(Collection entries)
────
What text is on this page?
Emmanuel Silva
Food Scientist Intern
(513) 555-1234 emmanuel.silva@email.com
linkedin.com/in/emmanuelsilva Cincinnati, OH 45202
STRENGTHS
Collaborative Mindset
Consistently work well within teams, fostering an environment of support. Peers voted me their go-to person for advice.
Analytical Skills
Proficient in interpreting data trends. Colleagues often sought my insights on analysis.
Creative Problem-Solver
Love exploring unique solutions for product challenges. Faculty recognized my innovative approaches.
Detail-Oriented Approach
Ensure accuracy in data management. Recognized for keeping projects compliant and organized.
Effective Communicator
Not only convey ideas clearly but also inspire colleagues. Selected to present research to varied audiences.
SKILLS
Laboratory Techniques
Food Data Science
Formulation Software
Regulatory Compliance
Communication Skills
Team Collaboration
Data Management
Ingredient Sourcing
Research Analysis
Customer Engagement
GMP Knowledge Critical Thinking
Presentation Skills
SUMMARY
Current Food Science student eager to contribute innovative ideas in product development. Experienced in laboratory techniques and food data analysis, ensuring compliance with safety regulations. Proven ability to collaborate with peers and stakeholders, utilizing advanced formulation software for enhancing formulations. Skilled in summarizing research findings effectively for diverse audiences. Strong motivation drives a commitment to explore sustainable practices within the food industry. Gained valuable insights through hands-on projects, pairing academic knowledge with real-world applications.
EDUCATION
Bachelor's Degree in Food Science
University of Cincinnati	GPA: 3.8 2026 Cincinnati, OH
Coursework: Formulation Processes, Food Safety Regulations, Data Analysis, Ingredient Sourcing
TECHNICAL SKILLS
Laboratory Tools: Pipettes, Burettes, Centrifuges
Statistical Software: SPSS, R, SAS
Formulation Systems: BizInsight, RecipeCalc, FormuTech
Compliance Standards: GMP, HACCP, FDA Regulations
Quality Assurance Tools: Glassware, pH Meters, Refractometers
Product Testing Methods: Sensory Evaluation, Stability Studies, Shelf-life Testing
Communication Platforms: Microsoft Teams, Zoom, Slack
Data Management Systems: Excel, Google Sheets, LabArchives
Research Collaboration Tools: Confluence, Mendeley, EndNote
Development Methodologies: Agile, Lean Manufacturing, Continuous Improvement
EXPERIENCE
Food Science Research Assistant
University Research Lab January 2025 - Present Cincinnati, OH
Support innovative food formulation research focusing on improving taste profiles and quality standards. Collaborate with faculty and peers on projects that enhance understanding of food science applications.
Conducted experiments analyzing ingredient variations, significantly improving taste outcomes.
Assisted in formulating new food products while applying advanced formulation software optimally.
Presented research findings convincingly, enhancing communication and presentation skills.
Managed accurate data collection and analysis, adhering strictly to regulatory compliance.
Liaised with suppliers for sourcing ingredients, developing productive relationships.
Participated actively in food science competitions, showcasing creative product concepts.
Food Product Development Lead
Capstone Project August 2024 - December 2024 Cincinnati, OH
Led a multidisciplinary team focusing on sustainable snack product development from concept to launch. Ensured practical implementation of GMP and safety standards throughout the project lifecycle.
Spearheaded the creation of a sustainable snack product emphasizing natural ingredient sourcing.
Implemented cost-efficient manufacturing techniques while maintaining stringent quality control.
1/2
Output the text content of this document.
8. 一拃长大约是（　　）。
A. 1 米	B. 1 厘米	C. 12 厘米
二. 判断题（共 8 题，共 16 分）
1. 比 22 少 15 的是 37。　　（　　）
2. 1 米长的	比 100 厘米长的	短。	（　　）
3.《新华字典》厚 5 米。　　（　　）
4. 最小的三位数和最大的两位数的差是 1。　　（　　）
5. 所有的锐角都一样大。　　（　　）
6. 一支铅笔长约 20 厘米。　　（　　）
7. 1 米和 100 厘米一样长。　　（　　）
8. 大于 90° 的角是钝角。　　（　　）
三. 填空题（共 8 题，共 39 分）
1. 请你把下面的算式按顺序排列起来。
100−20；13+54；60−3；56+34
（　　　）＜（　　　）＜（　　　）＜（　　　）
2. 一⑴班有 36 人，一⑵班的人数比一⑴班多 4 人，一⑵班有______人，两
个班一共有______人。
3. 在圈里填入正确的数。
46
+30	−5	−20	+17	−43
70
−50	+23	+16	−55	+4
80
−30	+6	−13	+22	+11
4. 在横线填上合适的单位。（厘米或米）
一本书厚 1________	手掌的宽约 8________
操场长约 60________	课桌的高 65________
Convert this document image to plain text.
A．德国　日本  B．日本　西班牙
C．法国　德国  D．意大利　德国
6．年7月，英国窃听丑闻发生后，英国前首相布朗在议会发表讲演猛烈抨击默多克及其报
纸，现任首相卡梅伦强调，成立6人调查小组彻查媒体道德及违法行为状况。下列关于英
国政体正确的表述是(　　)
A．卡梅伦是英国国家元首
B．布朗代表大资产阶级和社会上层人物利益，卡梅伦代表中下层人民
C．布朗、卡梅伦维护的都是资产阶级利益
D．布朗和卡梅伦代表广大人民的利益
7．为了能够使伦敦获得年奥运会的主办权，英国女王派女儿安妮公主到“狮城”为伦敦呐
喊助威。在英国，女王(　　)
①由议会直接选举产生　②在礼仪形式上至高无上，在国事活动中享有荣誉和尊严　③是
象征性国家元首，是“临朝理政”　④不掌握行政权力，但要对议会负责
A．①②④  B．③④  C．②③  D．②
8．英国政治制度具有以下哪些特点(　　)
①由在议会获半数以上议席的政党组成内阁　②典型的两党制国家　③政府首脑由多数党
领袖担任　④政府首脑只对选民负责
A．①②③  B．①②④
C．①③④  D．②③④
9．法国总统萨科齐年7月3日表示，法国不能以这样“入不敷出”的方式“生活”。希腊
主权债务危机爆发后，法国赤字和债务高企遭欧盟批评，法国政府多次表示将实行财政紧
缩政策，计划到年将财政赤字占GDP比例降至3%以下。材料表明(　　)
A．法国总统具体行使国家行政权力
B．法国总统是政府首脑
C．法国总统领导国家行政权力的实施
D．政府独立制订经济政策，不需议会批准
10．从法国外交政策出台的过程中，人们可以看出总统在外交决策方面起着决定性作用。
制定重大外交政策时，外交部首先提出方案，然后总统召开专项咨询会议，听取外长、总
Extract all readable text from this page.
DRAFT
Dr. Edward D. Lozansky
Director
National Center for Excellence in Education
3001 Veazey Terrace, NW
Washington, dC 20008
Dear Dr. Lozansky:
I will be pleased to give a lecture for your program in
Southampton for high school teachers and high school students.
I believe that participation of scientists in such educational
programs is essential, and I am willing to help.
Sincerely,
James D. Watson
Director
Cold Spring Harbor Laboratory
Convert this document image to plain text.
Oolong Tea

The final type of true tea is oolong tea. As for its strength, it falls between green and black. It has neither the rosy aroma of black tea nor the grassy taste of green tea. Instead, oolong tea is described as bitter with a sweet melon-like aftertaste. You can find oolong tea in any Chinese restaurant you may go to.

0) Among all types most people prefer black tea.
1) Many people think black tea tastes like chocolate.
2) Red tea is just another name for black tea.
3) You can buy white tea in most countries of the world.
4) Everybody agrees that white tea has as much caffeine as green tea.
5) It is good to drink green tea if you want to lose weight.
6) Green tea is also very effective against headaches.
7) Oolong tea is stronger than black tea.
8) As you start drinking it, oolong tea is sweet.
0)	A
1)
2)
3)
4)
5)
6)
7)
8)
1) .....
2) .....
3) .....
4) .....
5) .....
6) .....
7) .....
────
Give back, exactly as written, the lines from the one with "Extract all readable text from this page." to the last line.

Extract all readable text from this page.
DRAFT
Dr. Edward D. Lozansky
Director
National Center for Excellence in Education
3001 Veazey Terrace, NW
Washington, dC 20008
Dear Dr. Lozansky:
I will be pleased to give a lecture for your program in
Southampton for high school teachers and high school students.
I believe that participation of scientists in such educational
programs is essential, and I am willing to help.
Sincerely,
James D. Watson
Director
Cold Spring Harbor Laboratory
Convert this document image to plain text.
Oolong Tea

The final type of true tea is oolong tea. As for its strength, it falls between green and black. It has neither the rosy aroma of black tea nor the grassy taste of green tea. Instead, oolong tea is described as bitter with a sweet melon-like aftertaste. You can find oolong tea in any Chinese restaurant you may go to.

0) Among all types most people prefer black tea.
1) Many people think black tea tastes like chocolate.
2) Red tea is just another name for black tea.
3) You can buy white tea in most countries of the world.
4) Everybody agrees that white tea has as much caffeine as green tea.
5) It is good to drink green tea if you want to lose weight.
6) Green tea is also very effective against headaches.
7) Oolong tea is stronger than black tea.
8) As you start drinking it, oolong tea is sweet.
0)	A
1)
2)
3)
4)
5)
6)
7)
8)
1) .....
2) .....
3) .....
4) .....
5) .....
6) .....
7) .....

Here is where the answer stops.